Reproduce all of the data below without alteration; exclude every picture.
━━━ Available data
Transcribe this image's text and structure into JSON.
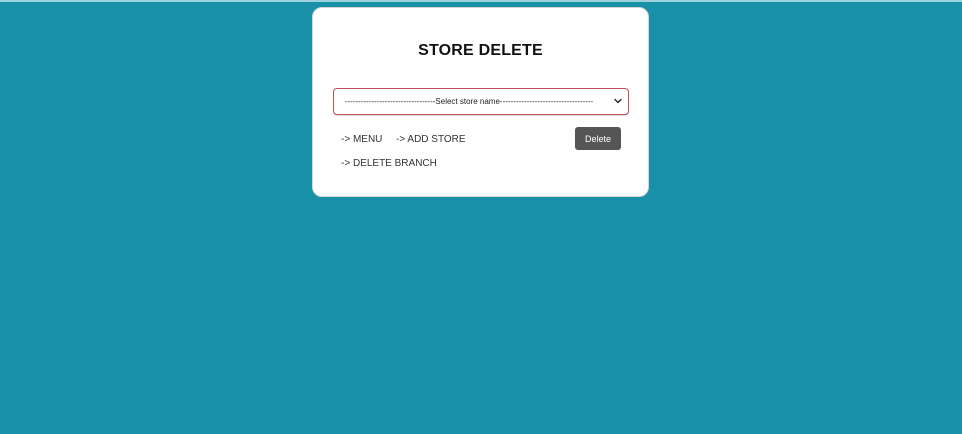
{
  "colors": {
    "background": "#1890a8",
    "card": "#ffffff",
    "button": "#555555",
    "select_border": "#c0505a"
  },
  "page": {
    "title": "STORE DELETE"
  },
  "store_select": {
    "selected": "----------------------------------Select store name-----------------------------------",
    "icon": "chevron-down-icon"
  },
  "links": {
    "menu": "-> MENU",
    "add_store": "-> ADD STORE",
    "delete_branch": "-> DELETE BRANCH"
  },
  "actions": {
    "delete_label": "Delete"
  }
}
━━━━━━
Result for this exercise ->
Transcribe this image's text and structure into JSON.
{
  "colors": {
    "background": "#1890a8",
    "card": "#ffffff",
    "button": "#555555",
    "select_border": "#c0505a"
  },
  "page": {
    "title": "STORE DELETE"
  },
  "store_select": {
    "selected": "----------------------------------Select store name-----------------------------------",
    "icon": "chevron-down-icon"
  },
  "links": {
    "menu": "-> MENU",
    "add_store": "-> ADD STORE",
    "delete_branch": "-> DELETE BRANCH"
  },
  "actions": {
    "delete_label": "Delete"
  }
}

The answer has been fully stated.